[Begin Material to process]
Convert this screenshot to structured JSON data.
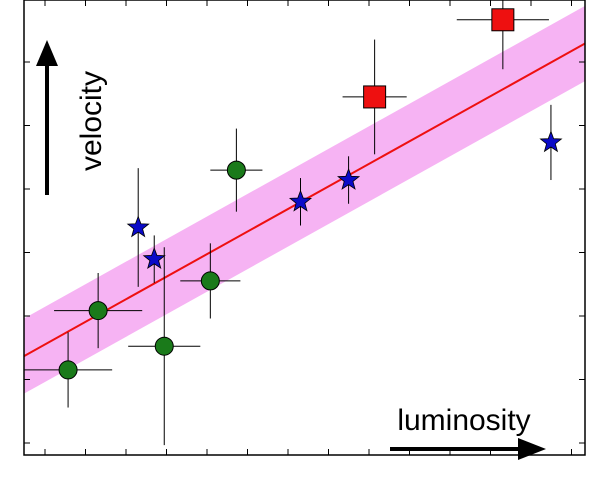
{
  "chart_data": {
    "type": "scatter",
    "title": "",
    "xlabel": "luminosity",
    "ylabel": "velocity",
    "xlim": [
      0,
      28
    ],
    "ylim": [
      0,
      23
    ],
    "grid": false,
    "legend": "none",
    "series": [
      {
        "marker": "circle",
        "color": "#1a7a1a",
        "points": [
          {
            "x": 2.2,
            "y": 4.3,
            "xerr": 2.2,
            "yerr": 1.9
          },
          {
            "x": 3.7,
            "y": 7.3,
            "xerr": 2.2,
            "yerr": 1.9
          },
          {
            "x": 7.0,
            "y": 5.5,
            "xerr": 1.8,
            "yerr": 5.0
          },
          {
            "x": 9.3,
            "y": 8.8,
            "xerr": 1.5,
            "yerr": 1.9
          },
          {
            "x": 10.6,
            "y": 14.4,
            "xerr": 1.3,
            "yerr": 2.1
          }
        ]
      },
      {
        "marker": "star",
        "color": "#0a0ac8",
        "points": [
          {
            "x": 5.7,
            "y": 11.5,
            "xerr": 0,
            "yerr": 3.0
          },
          {
            "x": 6.5,
            "y": 9.9,
            "xerr": 0,
            "yerr": 1.2
          },
          {
            "x": 13.8,
            "y": 12.8,
            "xerr": 0,
            "yerr": 1.2
          },
          {
            "x": 16.2,
            "y": 13.9,
            "xerr": 0,
            "yerr": 1.2
          },
          {
            "x": 26.3,
            "y": 15.8,
            "xerr": 0,
            "yerr": 1.9
          }
        ]
      },
      {
        "marker": "square",
        "color": "#ee1010",
        "points": [
          {
            "x": 17.5,
            "y": 18.1,
            "xerr": 1.6,
            "yerr": 2.9
          },
          {
            "x": 23.9,
            "y": 22.0,
            "xerr": 2.3,
            "yerr": 2.5
          }
        ]
      }
    ],
    "fit": {
      "color": "#ee1010",
      "band_color": "#f6b3f3",
      "line": {
        "x0": 0,
        "y0": 5.0,
        "x1": 28,
        "y1": 20.8
      },
      "band_halfwidth": 1.9
    }
  }
}
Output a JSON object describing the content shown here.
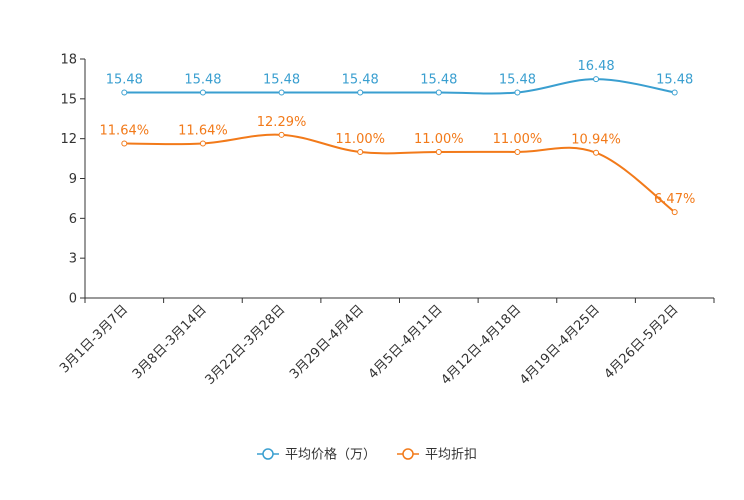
{
  "chart_data": {
    "type": "line",
    "title": "",
    "xlabel": "",
    "ylabel": "",
    "categories": [
      "3月1日-3月7日",
      "3月8日-3月14日",
      "3月22日-3月28日",
      "3月29日-4月4日",
      "4月5日-4月11日",
      "4月12日-4月18日",
      "4月19日-4月25日",
      "4月26日-5月2日"
    ],
    "ylim": [
      0,
      18
    ],
    "yticks": [
      0,
      3,
      6,
      9,
      12,
      15,
      18
    ],
    "grid": false,
    "legend_position": "bottom-center",
    "series": [
      {
        "name": "平均价格（万）",
        "color": "#3a9fd0",
        "values": [
          15.48,
          15.48,
          15.48,
          15.48,
          15.48,
          15.48,
          16.48,
          15.48
        ],
        "labels": [
          "15.48",
          "15.48",
          "15.48",
          "15.48",
          "15.48",
          "15.48",
          "16.48",
          "15.48"
        ]
      },
      {
        "name": "平均折扣",
        "color": "#f27a1a",
        "values": [
          11.64,
          11.64,
          12.29,
          11.0,
          11.0,
          11.0,
          10.94,
          6.47
        ],
        "labels": [
          "11.64%",
          "11.64%",
          "12.29%",
          "11.00%",
          "11.00%",
          "11.00%",
          "10.94%",
          "6.47%"
        ]
      }
    ]
  }
}
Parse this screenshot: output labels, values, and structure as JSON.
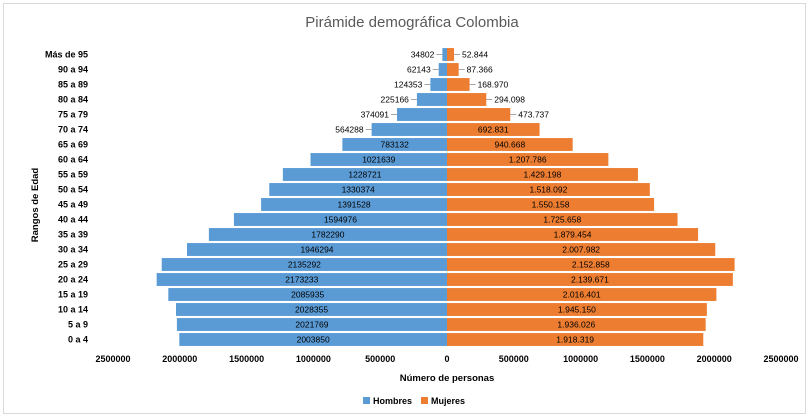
{
  "chart_data": {
    "type": "bar",
    "orientation": "horizontal",
    "title": "Pirámide demográfica Colombia",
    "xlabel": "Número de personas",
    "ylabel": "Rangos de Edad",
    "xlim": [
      -2500000,
      2500000
    ],
    "x_ticks": [
      -2500000,
      -2000000,
      -1500000,
      -1000000,
      -500000,
      0,
      500000,
      1000000,
      1500000,
      2000000,
      2500000
    ],
    "x_tick_labels": [
      "2500000",
      "2000000",
      "1500000",
      "1000000",
      "500000",
      "0",
      "500000",
      "1000000",
      "1500000",
      "2000000",
      "2500000"
    ],
    "grid": false,
    "legend_position": "bottom",
    "categories": [
      "0 a 4",
      "5 a 9",
      "10 a 14",
      "15 a 19",
      "20 a 24",
      "25 a 29",
      "30 a 34",
      "35 a 39",
      "40 a 44",
      "45 a 49",
      "50 a 54",
      "55 a 59",
      "60 a 64",
      "65 a 69",
      "70 a 74",
      "75 a 79",
      "80 a 84",
      "85 a 89",
      "90 a 94",
      "Más de 95"
    ],
    "series": [
      {
        "name": "Hombres",
        "color": "#5b9bd5",
        "values": [
          2003850,
          2021769,
          2028355,
          2085935,
          2173233,
          2135292,
          1946294,
          1782290,
          1594976,
          1391528,
          1330374,
          1228721,
          1021639,
          783132,
          564288,
          374091,
          225166,
          124353,
          62143,
          34802
        ],
        "labels": [
          "2003850",
          "2021769",
          "2028355",
          "2085935",
          "2173233",
          "2135292",
          "1946294",
          "1782290",
          "1594976",
          "1391528",
          "1330374",
          "1228721",
          "1021639",
          "783132",
          "564288",
          "374091",
          "225166",
          "124353",
          "62143",
          "34802"
        ]
      },
      {
        "name": "Mujeres",
        "color": "#ed7d31",
        "values": [
          1918319,
          1936026,
          1945150,
          2016401,
          2139671,
          2152858,
          2007982,
          1879454,
          1725658,
          1550158,
          1518092,
          1429198,
          1207786,
          940668,
          692831,
          473737,
          294098,
          168970,
          87366,
          52844
        ],
        "labels": [
          "1.918.319",
          "1.936.026",
          "1.945.150",
          "2.016.401",
          "2.139.671",
          "2.152.858",
          "2.007.982",
          "1.879.454",
          "1.725.658",
          "1.550.158",
          "1.518.092",
          "1.429.198",
          "1.207.786",
          "940.668",
          "692.831",
          "473.737",
          "294.098",
          "168.970",
          "87.366",
          "52.844"
        ]
      }
    ]
  }
}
[End Material to process]
Direction:
In the records above, find each line with the word "xlabel" and copy it.

Full answer:
    "xlabel": "luminosity",
    "xlabel": "",
    "xlabel": "Número de personas",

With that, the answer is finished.